(Figure record listings)
################

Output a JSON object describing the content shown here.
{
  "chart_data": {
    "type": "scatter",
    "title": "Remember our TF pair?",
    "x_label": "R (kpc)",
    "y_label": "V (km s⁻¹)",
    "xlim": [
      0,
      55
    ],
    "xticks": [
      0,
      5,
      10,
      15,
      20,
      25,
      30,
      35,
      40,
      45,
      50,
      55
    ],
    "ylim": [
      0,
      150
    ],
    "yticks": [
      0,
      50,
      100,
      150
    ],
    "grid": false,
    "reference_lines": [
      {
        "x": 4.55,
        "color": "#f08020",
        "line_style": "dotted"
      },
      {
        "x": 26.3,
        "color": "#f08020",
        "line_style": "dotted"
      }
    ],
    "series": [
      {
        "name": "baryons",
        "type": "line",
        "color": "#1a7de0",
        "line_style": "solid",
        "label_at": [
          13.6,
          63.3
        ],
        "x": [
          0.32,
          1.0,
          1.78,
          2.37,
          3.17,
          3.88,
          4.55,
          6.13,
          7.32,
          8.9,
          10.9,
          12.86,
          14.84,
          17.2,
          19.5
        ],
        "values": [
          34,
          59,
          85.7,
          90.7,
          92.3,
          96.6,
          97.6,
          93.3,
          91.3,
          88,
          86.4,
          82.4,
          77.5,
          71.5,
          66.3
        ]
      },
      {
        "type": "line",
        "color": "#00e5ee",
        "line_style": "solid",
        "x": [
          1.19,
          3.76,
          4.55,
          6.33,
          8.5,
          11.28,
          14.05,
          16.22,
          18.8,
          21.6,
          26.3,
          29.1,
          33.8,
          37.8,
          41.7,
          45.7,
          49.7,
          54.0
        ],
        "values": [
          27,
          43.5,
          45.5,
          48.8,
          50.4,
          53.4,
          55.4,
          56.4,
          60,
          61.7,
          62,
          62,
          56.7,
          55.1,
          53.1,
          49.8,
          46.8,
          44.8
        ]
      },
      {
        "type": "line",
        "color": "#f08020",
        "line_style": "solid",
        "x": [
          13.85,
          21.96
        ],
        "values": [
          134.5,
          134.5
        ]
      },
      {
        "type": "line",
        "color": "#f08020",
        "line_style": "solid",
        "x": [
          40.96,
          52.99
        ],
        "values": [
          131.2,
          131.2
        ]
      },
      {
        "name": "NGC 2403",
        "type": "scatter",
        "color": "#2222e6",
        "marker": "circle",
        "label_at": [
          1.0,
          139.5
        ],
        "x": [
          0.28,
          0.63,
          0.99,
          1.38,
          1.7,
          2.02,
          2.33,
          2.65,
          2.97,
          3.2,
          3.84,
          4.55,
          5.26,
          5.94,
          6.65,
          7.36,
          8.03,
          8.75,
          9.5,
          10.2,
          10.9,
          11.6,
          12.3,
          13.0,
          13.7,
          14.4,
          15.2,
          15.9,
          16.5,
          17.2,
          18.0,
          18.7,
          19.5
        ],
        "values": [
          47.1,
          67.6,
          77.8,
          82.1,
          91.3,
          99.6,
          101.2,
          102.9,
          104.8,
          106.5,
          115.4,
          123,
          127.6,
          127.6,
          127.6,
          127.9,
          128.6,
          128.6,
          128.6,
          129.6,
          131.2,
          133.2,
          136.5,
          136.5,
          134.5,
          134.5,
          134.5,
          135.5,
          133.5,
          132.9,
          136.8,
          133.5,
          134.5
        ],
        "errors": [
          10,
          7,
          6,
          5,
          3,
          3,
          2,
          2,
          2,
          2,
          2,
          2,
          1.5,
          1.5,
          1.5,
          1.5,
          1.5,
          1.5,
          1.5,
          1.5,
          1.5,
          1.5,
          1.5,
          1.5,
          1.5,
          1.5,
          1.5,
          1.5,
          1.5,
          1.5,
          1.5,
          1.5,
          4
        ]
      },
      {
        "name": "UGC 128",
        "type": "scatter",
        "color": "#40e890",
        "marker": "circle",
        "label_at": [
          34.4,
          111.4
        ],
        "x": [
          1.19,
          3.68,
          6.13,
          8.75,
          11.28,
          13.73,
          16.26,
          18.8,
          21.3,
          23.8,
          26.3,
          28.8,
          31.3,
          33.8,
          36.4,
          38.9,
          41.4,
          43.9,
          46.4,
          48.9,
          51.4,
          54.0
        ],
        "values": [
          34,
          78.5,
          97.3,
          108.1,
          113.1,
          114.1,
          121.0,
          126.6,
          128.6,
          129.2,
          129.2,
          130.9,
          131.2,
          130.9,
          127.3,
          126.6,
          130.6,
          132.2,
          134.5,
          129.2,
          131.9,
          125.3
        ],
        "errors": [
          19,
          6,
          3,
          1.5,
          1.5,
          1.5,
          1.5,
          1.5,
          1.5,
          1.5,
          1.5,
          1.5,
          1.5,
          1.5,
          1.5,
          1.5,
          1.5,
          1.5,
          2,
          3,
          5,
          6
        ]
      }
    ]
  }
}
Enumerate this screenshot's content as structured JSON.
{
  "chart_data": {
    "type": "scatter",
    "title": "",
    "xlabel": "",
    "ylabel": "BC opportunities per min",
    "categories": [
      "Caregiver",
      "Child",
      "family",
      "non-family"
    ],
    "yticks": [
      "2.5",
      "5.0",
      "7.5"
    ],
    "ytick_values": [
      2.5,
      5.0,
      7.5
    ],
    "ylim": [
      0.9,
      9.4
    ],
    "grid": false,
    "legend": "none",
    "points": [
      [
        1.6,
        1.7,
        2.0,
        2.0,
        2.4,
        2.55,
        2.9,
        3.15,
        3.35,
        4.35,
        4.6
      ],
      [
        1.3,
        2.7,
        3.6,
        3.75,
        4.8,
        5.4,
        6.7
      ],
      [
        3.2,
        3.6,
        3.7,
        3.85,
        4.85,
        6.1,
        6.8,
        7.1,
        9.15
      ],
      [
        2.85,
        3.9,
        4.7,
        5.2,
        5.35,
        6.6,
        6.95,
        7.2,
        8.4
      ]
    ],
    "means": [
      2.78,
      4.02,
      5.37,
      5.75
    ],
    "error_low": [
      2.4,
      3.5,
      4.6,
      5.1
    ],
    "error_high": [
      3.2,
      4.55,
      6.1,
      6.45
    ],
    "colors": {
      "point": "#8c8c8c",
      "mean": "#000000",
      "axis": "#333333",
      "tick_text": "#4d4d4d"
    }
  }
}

################

__Exercise task__
All of the entries need to be reproduced exactly; please write them out.

__Solution to the problem__
Output a JSON object describing the content shown here.
{
  "chart_data": {
    "type": "scatter",
    "title": "Remember our TF pair?",
    "x_label": "R (kpc)",
    "y_label": "V (km s⁻¹)",
    "xlim": [
      0,
      55
    ],
    "xticks": [
      0,
      5,
      10,
      15,
      20,
      25,
      30,
      35,
      40,
      45,
      50,
      55
    ],
    "ylim": [
      0,
      150
    ],
    "yticks": [
      0,
      50,
      100,
      150
    ],
    "grid": false,
    "reference_lines": [
      {
        "x": 4.55,
        "color": "#f08020",
        "line_style": "dotted"
      },
      {
        "x": 26.3,
        "color": "#f08020",
        "line_style": "dotted"
      }
    ],
    "series": [
      {
        "name": "baryons",
        "type": "line",
        "color": "#1a7de0",
        "line_style": "solid",
        "label_at": [
          13.6,
          63.3
        ],
        "x": [
          0.32,
          1.0,
          1.78,
          2.37,
          3.17,
          3.88,
          4.55,
          6.13,
          7.32,
          8.9,
          10.9,
          12.86,
          14.84,
          17.2,
          19.5
        ],
        "values": [
          34,
          59,
          85.7,
          90.7,
          92.3,
          96.6,
          97.6,
          93.3,
          91.3,
          88,
          86.4,
          82.4,
          77.5,
          71.5,
          66.3
        ]
      },
      {
        "type": "line",
        "color": "#00e5ee",
        "line_style": "solid",
        "x": [
          1.19,
          3.76,
          4.55,
          6.33,
          8.5,
          11.28,
          14.05,
          16.22,
          18.8,
          21.6,
          26.3,
          29.1,
          33.8,
          37.8,
          41.7,
          45.7,
          49.7,
          54.0
        ],
        "values": [
          27,
          43.5,
          45.5,
          48.8,
          50.4,
          53.4,
          55.4,
          56.4,
          60,
          61.7,
          62,
          62,
          56.7,
          55.1,
          53.1,
          49.8,
          46.8,
          44.8
        ]
      },
      {
        "type": "line",
        "color": "#f08020",
        "line_style": "solid",
        "x": [
          13.85,
          21.96
        ],
        "values": [
          134.5,
          134.5
        ]
      },
      {
        "type": "line",
        "color": "#f08020",
        "line_style": "solid",
        "x": [
          40.96,
          52.99
        ],
        "values": [
          131.2,
          131.2
        ]
      },
      {
        "name": "NGC 2403",
        "type": "scatter",
        "color": "#2222e6",
        "marker": "circle",
        "label_at": [
          1.0,
          139.5
        ],
        "x": [
          0.28,
          0.63,
          0.99,
          1.38,
          1.7,
          2.02,
          2.33,
          2.65,
          2.97,
          3.2,
          3.84,
          4.55,
          5.26,
          5.94,
          6.65,
          7.36,
          8.03,
          8.75,
          9.5,
          10.2,
          10.9,
          11.6,
          12.3,
          13.0,
          13.7,
          14.4,
          15.2,
          15.9,
          16.5,
          17.2,
          18.0,
          18.7,
          19.5
        ],
        "values": [
          47.1,
          67.6,
          77.8,
          82.1,
          91.3,
          99.6,
          101.2,
          102.9,
          104.8,
          106.5,
          115.4,
          123,
          127.6,
          127.6,
          127.6,
          127.9,
          128.6,
          128.6,
          128.6,
          129.6,
          131.2,
          133.2,
          136.5,
          136.5,
          134.5,
          134.5,
          134.5,
          135.5,
          133.5,
          132.9,
          136.8,
          133.5,
          134.5
        ],
        "errors": [
          10,
          7,
          6,
          5,
          3,
          3,
          2,
          2,
          2,
          2,
          2,
          2,
          1.5,
          1.5,
          1.5,
          1.5,
          1.5,
          1.5,
          1.5,
          1.5,
          1.5,
          1.5,
          1.5,
          1.5,
          1.5,
          1.5,
          1.5,
          1.5,
          1.5,
          1.5,
          1.5,
          1.5,
          4
        ]
      },
      {
        "name": "UGC 128",
        "type": "scatter",
        "color": "#40e890",
        "marker": "circle",
        "label_at": [
          34.4,
          111.4
        ],
        "x": [
          1.19,
          3.68,
          6.13,
          8.75,
          11.28,
          13.73,
          16.26,
          18.8,
          21.3,
          23.8,
          26.3,
          28.8,
          31.3,
          33.8,
          36.4,
          38.9,
          41.4,
          43.9,
          46.4,
          48.9,
          51.4,
          54.0
        ],
        "values": [
          34,
          78.5,
          97.3,
          108.1,
          113.1,
          114.1,
          121.0,
          126.6,
          128.6,
          129.2,
          129.2,
          130.9,
          131.2,
          130.9,
          127.3,
          126.6,
          130.6,
          132.2,
          134.5,
          129.2,
          131.9,
          125.3
        ],
        "errors": [
          19,
          6,
          3,
          1.5,
          1.5,
          1.5,
          1.5,
          1.5,
          1.5,
          1.5,
          1.5,
          1.5,
          1.5,
          1.5,
          1.5,
          1.5,
          1.5,
          1.5,
          2,
          3,
          5,
          6
        ]
      }
    ]
  }
}
Enumerate this screenshot's content as structured JSON.
{
  "chart_data": {
    "type": "scatter",
    "title": "",
    "xlabel": "",
    "ylabel": "BC opportunities per min",
    "categories": [
      "Caregiver",
      "Child",
      "family",
      "non-family"
    ],
    "yticks": [
      "2.5",
      "5.0",
      "7.5"
    ],
    "ytick_values": [
      2.5,
      5.0,
      7.5
    ],
    "ylim": [
      0.9,
      9.4
    ],
    "grid": false,
    "legend": "none",
    "points": [
      [
        1.6,
        1.7,
        2.0,
        2.0,
        2.4,
        2.55,
        2.9,
        3.15,
        3.35,
        4.35,
        4.6
      ],
      [
        1.3,
        2.7,
        3.6,
        3.75,
        4.8,
        5.4,
        6.7
      ],
      [
        3.2,
        3.6,
        3.7,
        3.85,
        4.85,
        6.1,
        6.8,
        7.1,
        9.15
      ],
      [
        2.85,
        3.9,
        4.7,
        5.2,
        5.35,
        6.6,
        6.95,
        7.2,
        8.4
      ]
    ],
    "means": [
      2.78,
      4.02,
      5.37,
      5.75
    ],
    "error_low": [
      2.4,
      3.5,
      4.6,
      5.1
    ],
    "error_high": [
      3.2,
      4.55,
      6.1,
      6.45
    ],
    "colors": {
      "point": "#8c8c8c",
      "mean": "#000000",
      "axis": "#333333",
      "tick_text": "#4d4d4d"
    }
  }
}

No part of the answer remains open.